Data records:
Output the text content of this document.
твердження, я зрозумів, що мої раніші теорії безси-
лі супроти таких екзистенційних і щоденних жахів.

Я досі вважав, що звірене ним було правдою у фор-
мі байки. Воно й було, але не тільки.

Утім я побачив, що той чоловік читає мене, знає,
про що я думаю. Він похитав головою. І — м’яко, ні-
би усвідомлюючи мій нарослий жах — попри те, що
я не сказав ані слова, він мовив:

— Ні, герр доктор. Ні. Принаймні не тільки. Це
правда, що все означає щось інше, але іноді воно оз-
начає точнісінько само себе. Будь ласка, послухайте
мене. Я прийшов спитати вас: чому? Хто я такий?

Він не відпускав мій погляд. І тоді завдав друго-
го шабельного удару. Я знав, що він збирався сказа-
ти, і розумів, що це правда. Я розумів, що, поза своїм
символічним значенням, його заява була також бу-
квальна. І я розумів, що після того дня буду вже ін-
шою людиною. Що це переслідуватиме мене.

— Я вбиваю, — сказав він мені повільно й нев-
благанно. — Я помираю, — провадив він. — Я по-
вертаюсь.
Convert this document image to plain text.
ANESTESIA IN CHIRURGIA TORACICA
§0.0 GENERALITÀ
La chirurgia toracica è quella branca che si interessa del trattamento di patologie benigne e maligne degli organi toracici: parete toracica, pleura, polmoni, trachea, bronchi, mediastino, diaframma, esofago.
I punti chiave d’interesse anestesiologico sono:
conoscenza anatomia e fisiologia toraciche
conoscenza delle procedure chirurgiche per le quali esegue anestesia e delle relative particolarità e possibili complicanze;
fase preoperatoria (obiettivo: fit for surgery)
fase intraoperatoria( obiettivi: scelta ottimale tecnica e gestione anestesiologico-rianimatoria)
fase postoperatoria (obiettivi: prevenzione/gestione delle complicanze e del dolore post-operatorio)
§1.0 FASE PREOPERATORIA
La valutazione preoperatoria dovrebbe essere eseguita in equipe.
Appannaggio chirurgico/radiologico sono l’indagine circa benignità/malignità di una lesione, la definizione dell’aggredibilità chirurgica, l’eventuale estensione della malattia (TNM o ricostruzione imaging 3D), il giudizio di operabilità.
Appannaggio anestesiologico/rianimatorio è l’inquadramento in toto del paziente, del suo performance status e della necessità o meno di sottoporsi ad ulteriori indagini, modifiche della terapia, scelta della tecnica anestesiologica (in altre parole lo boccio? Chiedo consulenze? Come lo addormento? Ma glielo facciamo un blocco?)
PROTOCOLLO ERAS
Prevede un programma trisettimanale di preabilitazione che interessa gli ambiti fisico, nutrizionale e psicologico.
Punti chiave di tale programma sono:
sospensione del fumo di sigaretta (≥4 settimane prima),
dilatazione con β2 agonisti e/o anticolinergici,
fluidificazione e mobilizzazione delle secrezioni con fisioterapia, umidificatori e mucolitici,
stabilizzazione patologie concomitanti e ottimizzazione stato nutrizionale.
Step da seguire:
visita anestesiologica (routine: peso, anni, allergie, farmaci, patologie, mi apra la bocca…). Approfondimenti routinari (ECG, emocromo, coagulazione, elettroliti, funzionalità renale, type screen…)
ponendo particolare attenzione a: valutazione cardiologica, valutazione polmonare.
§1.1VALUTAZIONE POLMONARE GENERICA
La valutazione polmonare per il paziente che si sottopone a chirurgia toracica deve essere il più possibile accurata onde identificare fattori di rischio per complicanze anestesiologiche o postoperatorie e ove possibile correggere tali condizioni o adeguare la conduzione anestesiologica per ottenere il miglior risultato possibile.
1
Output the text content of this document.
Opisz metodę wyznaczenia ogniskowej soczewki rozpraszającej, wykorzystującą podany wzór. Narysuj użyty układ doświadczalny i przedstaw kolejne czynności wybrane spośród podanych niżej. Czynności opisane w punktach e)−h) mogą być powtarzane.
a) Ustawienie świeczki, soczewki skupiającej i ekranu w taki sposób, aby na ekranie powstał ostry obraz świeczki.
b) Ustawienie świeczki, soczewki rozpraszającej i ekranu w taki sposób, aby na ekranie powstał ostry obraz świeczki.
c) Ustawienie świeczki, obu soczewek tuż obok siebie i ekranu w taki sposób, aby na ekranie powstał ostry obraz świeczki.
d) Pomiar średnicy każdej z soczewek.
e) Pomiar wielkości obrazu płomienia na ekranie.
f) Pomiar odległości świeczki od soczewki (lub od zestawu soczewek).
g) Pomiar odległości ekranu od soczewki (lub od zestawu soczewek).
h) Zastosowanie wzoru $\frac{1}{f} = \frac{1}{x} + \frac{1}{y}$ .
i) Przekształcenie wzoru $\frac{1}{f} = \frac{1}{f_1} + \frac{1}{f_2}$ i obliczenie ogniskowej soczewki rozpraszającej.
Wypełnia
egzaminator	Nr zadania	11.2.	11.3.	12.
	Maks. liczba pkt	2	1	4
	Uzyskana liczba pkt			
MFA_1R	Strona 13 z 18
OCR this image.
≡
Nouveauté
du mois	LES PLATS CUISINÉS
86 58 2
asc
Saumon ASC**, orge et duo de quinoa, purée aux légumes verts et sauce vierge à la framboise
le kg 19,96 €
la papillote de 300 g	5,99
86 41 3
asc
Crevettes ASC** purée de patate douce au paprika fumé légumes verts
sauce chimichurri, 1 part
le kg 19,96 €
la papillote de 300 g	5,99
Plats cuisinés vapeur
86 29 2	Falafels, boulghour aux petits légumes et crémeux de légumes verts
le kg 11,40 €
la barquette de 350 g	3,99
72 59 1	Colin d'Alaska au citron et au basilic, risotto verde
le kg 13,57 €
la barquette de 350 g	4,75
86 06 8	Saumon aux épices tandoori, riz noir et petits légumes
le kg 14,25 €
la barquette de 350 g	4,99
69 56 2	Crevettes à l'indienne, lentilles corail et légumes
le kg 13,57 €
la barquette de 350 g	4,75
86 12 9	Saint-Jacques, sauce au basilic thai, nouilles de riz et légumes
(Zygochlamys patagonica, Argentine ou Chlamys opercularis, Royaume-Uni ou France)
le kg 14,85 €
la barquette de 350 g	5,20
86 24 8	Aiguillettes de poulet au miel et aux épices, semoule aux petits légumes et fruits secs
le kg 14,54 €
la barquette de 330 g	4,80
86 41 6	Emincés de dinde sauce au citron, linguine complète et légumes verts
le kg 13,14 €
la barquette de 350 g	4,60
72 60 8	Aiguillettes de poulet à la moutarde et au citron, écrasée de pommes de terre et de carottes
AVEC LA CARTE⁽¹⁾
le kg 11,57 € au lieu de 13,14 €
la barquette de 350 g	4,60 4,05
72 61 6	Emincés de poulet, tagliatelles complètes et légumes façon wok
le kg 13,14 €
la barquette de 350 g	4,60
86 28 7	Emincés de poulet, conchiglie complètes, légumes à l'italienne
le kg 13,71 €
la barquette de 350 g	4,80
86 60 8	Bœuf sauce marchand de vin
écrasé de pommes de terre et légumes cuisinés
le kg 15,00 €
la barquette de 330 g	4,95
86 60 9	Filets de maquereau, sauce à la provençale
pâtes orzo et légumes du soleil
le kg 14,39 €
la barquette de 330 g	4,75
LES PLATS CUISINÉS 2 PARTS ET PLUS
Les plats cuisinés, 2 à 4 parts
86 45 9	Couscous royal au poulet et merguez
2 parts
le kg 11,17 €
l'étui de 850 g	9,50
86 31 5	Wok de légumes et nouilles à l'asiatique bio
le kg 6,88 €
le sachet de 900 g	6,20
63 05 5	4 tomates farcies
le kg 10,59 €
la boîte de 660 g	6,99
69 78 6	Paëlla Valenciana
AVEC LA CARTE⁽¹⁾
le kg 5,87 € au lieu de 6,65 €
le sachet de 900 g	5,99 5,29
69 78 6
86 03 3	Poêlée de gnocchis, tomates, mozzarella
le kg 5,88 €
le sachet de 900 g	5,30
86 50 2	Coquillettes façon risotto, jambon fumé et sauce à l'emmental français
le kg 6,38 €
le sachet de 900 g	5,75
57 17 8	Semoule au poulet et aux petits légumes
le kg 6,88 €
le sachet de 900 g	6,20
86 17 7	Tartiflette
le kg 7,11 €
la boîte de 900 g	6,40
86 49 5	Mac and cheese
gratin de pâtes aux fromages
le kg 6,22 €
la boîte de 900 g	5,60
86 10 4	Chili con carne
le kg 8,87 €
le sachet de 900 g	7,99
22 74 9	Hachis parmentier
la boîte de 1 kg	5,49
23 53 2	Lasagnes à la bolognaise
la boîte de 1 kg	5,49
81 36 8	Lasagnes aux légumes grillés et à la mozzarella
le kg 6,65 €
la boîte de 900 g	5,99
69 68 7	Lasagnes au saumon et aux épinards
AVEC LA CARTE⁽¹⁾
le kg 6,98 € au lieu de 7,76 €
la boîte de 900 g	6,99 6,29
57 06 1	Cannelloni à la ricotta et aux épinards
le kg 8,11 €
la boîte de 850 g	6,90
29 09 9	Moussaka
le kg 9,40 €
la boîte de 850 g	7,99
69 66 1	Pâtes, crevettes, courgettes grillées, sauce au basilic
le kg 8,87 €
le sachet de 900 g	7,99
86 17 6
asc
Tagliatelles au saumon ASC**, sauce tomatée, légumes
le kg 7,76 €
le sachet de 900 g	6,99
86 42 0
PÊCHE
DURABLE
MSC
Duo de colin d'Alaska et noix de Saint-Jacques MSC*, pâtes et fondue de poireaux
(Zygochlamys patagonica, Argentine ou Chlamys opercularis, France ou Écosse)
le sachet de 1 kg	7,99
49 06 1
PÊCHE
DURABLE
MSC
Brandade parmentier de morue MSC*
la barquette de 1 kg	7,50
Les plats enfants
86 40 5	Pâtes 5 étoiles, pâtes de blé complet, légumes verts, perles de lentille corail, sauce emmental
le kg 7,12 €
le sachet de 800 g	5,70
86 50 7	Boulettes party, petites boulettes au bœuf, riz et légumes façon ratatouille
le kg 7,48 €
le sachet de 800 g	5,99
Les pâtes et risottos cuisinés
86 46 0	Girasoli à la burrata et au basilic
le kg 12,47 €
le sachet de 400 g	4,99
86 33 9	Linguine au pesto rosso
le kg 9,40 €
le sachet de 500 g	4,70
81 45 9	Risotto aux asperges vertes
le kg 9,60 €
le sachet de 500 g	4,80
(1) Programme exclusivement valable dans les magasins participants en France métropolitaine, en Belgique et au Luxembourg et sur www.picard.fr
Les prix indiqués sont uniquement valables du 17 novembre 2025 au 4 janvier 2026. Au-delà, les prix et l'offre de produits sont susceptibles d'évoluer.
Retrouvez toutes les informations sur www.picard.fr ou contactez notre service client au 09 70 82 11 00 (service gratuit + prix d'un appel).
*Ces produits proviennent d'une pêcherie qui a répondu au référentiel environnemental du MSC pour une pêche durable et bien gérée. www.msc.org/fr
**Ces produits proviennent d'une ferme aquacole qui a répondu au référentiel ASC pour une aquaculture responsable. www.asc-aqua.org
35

EXERCISE DETAILS:
Collect the complete line wherever the string "proviennent" appears in the records.

EXERCISE SOLUTION:
*Ces produits proviennent d'une pêcherie qui a répondu au référentiel environnemental du MSC pour une pêche durable et bien gérée. www.msc.org/fr
**Ces produits proviennent d'une ferme aquacole qui a répondu au référentiel ASC pour une aquaculture responsable. www.asc-aqua.org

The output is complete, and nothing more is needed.